** GIVEN PROBLEM **
Copy out all lines carrying the word "files".

::: MATERIAL PROVIDED

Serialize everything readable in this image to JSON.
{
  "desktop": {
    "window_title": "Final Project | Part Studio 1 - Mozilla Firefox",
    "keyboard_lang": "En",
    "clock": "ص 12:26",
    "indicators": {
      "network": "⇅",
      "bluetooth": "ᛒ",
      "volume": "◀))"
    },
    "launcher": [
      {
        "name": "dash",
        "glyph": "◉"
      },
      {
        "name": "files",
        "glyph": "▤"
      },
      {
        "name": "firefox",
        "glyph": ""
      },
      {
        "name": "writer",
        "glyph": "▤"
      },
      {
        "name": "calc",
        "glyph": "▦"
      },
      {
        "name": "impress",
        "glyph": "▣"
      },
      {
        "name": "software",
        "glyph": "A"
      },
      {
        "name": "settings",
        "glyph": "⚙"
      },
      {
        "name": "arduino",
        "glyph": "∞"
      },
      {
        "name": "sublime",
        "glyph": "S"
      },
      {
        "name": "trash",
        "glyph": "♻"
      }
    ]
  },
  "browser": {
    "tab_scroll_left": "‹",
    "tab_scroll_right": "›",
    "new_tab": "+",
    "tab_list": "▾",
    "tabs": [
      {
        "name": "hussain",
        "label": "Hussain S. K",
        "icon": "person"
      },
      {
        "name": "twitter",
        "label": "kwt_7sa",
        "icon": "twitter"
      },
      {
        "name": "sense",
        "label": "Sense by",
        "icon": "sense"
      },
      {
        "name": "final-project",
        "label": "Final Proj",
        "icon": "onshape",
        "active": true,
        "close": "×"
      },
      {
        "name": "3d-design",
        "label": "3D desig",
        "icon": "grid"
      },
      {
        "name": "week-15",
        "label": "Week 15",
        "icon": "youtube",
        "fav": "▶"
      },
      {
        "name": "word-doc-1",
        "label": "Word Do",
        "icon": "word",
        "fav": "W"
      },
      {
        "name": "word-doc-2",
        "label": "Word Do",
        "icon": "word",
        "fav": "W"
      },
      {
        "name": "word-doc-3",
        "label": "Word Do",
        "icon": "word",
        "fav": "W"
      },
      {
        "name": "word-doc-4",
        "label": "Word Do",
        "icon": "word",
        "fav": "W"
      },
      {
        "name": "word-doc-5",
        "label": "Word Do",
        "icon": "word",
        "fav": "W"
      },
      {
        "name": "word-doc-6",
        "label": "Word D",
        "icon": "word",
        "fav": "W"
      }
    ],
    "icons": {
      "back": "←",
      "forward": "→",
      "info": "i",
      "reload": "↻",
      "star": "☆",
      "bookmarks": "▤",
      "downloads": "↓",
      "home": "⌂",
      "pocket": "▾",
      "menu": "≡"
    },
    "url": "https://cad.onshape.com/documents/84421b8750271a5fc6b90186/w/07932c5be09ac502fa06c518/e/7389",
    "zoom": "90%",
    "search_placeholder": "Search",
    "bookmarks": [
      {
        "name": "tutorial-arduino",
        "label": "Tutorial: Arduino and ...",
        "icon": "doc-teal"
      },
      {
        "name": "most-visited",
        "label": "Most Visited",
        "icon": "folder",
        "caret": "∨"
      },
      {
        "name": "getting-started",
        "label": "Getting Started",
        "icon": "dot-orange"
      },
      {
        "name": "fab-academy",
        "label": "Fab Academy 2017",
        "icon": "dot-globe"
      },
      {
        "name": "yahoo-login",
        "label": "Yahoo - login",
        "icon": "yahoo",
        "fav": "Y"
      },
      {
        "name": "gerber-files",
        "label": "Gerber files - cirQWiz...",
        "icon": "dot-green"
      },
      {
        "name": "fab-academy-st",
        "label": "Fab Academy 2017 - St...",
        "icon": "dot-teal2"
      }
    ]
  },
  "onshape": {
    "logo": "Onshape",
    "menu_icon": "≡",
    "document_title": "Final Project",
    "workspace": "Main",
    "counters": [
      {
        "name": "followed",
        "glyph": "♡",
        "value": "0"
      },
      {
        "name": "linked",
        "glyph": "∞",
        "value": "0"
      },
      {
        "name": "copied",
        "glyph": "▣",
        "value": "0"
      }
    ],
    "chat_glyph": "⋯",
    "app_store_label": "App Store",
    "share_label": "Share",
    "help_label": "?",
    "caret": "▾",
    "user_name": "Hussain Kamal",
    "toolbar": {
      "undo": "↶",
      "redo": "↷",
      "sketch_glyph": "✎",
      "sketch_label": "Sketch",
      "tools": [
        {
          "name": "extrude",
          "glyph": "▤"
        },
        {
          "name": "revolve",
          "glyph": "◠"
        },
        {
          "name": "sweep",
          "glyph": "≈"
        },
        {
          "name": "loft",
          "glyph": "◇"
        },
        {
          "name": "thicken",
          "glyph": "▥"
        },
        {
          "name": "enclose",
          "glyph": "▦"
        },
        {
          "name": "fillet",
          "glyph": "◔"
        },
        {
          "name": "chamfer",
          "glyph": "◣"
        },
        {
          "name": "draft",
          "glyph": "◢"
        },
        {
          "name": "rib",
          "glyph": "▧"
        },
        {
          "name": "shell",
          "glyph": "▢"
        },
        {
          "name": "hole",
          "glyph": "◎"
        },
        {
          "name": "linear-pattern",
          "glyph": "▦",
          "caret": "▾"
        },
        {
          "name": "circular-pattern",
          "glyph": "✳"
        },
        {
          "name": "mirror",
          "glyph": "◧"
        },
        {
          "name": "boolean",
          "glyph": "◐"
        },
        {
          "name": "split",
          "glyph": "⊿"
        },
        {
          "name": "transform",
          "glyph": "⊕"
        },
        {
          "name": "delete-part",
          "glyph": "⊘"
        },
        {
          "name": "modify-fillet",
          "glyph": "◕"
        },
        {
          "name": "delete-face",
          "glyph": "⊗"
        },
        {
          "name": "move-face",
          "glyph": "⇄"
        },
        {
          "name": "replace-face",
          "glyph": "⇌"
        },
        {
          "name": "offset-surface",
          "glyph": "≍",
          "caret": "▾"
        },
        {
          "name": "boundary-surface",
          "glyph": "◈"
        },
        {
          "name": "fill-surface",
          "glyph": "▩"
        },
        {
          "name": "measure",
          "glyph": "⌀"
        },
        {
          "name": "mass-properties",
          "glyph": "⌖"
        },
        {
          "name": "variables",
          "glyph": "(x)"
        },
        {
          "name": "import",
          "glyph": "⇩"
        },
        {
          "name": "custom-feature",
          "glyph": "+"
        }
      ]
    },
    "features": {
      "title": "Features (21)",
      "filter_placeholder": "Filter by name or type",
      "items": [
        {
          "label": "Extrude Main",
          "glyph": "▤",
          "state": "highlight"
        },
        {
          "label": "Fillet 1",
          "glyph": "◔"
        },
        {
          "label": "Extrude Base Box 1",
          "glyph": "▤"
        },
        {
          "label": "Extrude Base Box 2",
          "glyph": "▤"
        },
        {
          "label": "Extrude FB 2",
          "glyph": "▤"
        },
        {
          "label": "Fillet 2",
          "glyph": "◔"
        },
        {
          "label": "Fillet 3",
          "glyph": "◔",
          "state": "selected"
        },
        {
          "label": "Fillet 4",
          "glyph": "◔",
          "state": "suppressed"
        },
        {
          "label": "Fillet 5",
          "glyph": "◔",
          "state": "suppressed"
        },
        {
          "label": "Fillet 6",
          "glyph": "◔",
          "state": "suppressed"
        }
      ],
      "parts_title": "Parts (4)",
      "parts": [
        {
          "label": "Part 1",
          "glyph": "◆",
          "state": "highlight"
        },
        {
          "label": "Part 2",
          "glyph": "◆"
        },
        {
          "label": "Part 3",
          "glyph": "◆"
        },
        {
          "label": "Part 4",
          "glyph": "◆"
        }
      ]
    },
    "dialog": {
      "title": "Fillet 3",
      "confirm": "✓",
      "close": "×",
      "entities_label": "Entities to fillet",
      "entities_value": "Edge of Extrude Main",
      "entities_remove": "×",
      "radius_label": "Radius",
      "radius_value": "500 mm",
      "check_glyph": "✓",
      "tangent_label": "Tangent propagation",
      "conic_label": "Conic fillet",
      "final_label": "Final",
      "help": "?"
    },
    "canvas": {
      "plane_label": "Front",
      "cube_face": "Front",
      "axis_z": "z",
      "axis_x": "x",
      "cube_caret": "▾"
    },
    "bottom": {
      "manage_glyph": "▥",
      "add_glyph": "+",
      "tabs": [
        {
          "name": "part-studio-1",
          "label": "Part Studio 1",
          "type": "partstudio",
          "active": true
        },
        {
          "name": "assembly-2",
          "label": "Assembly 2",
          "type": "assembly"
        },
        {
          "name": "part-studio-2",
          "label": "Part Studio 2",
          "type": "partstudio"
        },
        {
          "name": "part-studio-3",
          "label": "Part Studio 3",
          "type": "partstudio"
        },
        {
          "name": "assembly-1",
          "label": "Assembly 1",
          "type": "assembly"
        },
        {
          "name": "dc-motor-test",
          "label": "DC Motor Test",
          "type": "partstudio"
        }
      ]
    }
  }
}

::::::

** EXERCISE RESULT **
        "name": "files",
        "name": "gerber-files",
        "label": "Gerber files - cirQWiz...",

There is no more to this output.